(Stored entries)
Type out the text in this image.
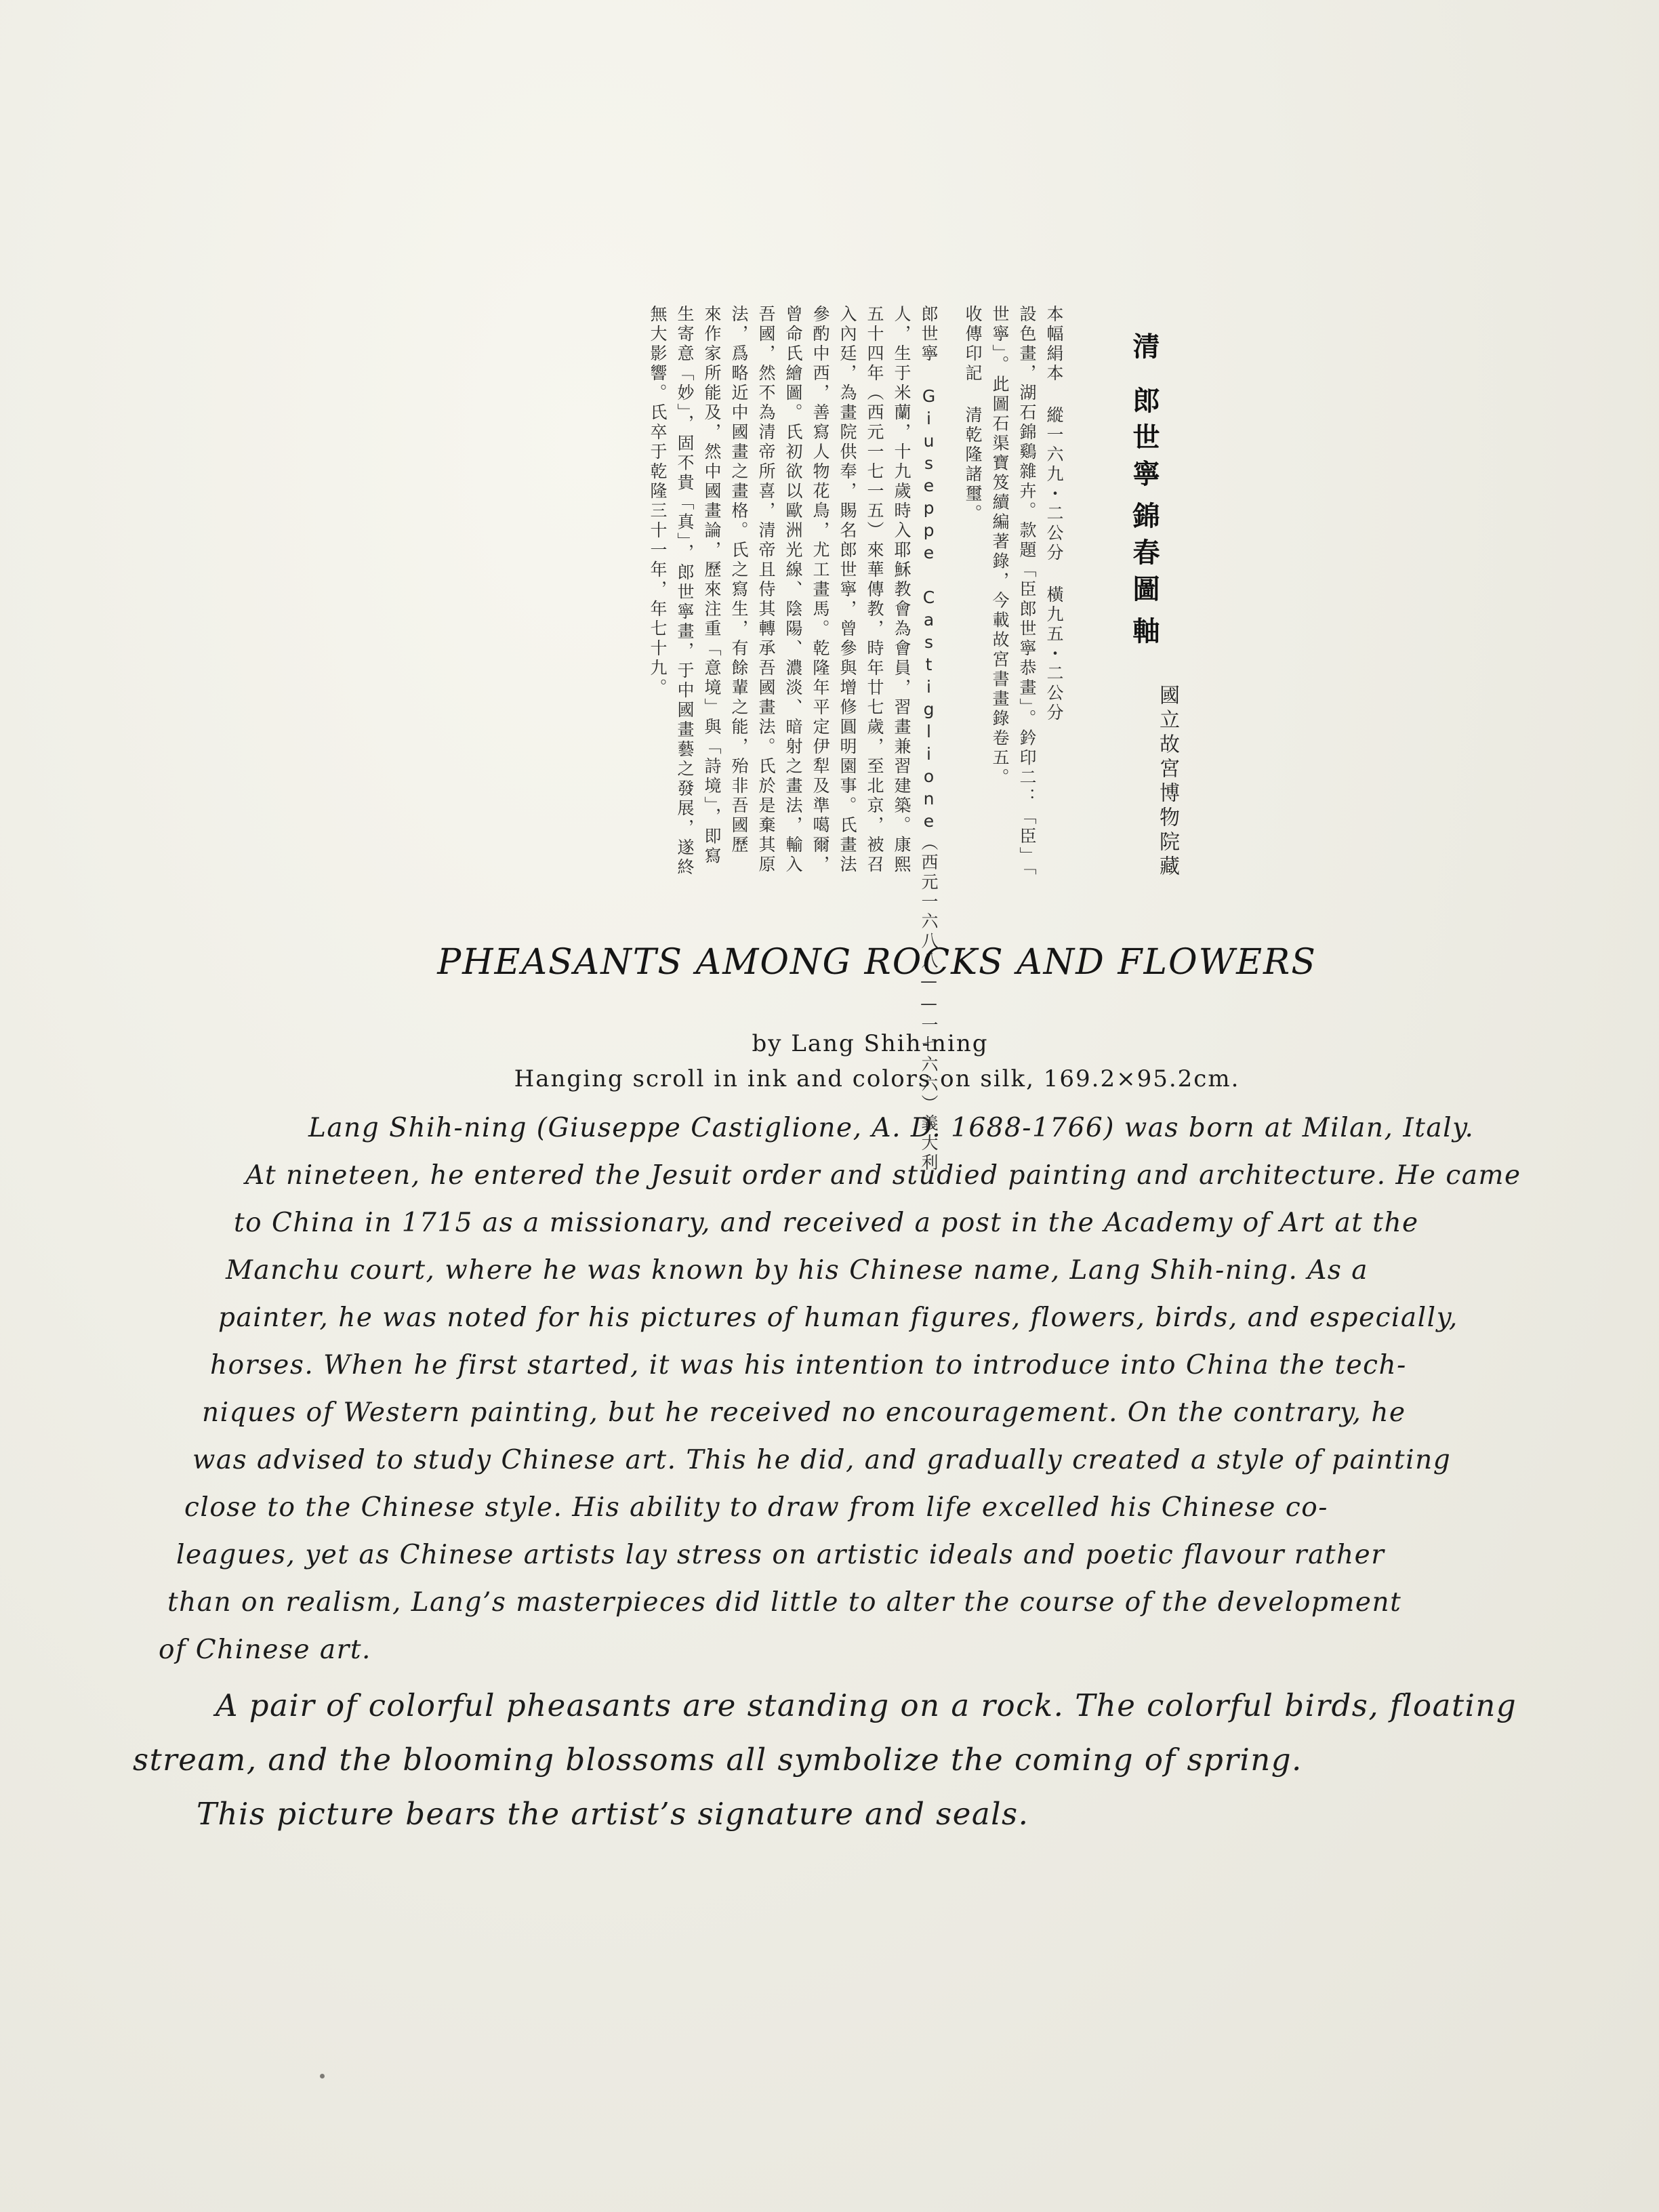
清
郎世寧
錦春圖
軸
國立故宮博物院藏
本幅絹本 縱一六九・二公分 橫九五・二公分
設色畫，湖石錦鷄雜卉。款題「臣郎世寧恭畫」。鈐印二：「臣」「
世寧」。此圖石渠寶笈續編著錄，今載故宮書畫錄卷五。
收傳印記 清乾隆諸璽。
郎世寧 Giuseppe Castiglione（西元一六八八——一七六六）義大利
人，生于米蘭，十九歲時入耶穌教會為會員，習畫兼習建築。康熙
五十四年（西元一七一五）來華傳教，時年廿七歲，至北京，被召
入內廷，為畫院供奉，賜名郎世寧，曾參與增修圓明園事。氏畫法
參酌中西，善寫人物花鳥，尤工畫馬。乾隆年平定伊犁及準噶爾，
曾命氏繪圖。氏初欲以歐洲光線、陰陽、濃淡、暗射之畫法，輸入
吾國，然不為清帝所喜，清帝且侍其轉承吾國畫法。氏於是棄其原
法，爲略近中國畫之畫格。氏之寫生，有餘輩之能，殆非吾國歷
來作家所能及，然中國畫論，歷來注重「意境」與「詩境」，即寫
生寄意「妙」，固不貴「真」，郎世寧畫，于中國畫藝之發展，遂終
無大影響。氏卒于乾隆三十一年，年七十九。
PHEASANTS AMONG ROCKS AND FLOWERS
by Lang Shih-ning
Hanging scroll in ink and colors on silk, 169.2×95.2cm.
Lang Shih-ning (Giuseppe Castiglione, A. D. 1688-1766) was born at Milan, Italy.
At nineteen, he entered the Jesuit order and studied painting and architecture. He came
to China in 1715 as a missionary, and received a post in the Academy of Art at the
Manchu court, where he was known by his Chinese name, Lang Shih-ning. As a
painter, he was noted for his pictures of human figures, flowers, birds, and especially,
horses. When he first started, it was his intention to introduce into China the tech-
niques of Western painting, but he received no encouragement. On the contrary, he
was advised to study Chinese art. This he did, and gradually created a style of painting
close to the Chinese style. His ability to draw from life excelled his Chinese co-
leagues, yet as Chinese artists lay stress on artistic ideals and poetic flavour rather
than on realism, Lang’s masterpieces did little to alter the course of the development
of Chinese art.
A pair of colorful pheasants are standing on a rock. The colorful birds, floating
stream, and the blooming blossoms all symbolize the coming of spring.
This picture bears the artist’s signature and seals.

-- The request --
Repeat the material above word for word, please, apart from its images.

-- Written reply --
Type out the text in this image.
清
郎世寧
錦春圖
軸
國立故宮博物院藏
本幅絹本 縱一六九・二公分 橫九五・二公分
設色畫，湖石錦鷄雜卉。款題「臣郎世寧恭畫」。鈐印二：「臣」「
世寧」。此圖石渠寶笈續編著錄，今載故宮書畫錄卷五。
收傳印記 清乾隆諸璽。
郎世寧 Giuseppe Castiglione（西元一六八八——一七六六）義大利
人，生于米蘭，十九歲時入耶穌教會為會員，習畫兼習建築。康熙
五十四年（西元一七一五）來華傳教，時年廿七歲，至北京，被召
入內廷，為畫院供奉，賜名郎世寧，曾參與增修圓明園事。氏畫法
參酌中西，善寫人物花鳥，尤工畫馬。乾隆年平定伊犁及準噶爾，
曾命氏繪圖。氏初欲以歐洲光線、陰陽、濃淡、暗射之畫法，輸入
吾國，然不為清帝所喜，清帝且侍其轉承吾國畫法。氏於是棄其原
法，爲略近中國畫之畫格。氏之寫生，有餘輩之能，殆非吾國歷
來作家所能及，然中國畫論，歷來注重「意境」與「詩境」，即寫
生寄意「妙」，固不貴「真」，郎世寧畫，于中國畫藝之發展，遂終
無大影響。氏卒于乾隆三十一年，年七十九。
PHEASANTS AMONG ROCKS AND FLOWERS
by Lang Shih-ning
Hanging scroll in ink and colors on silk, 169.2×95.2cm.
Lang Shih-ning (Giuseppe Castiglione, A. D. 1688-1766) was born at Milan, Italy.
At nineteen, he entered the Jesuit order and studied painting and architecture. He came
to China in 1715 as a missionary, and received a post in the Academy of Art at the
Manchu court, where he was known by his Chinese name, Lang Shih-ning. As a
painter, he was noted for his pictures of human figures, flowers, birds, and especially,
horses. When he first started, it was his intention to introduce into China the tech-
niques of Western painting, but he received no encouragement. On the contrary, he
was advised to study Chinese art. This he did, and gradually created a style of painting
close to the Chinese style. His ability to draw from life excelled his Chinese co-
leagues, yet as Chinese artists lay stress on artistic ideals and poetic flavour rather
than on realism, Lang’s masterpieces did little to alter the course of the development
of Chinese art.
A pair of colorful pheasants are standing on a rock. The colorful birds, floating
stream, and the blooming blossoms all symbolize the coming of spring.
This picture bears the artist’s signature and seals.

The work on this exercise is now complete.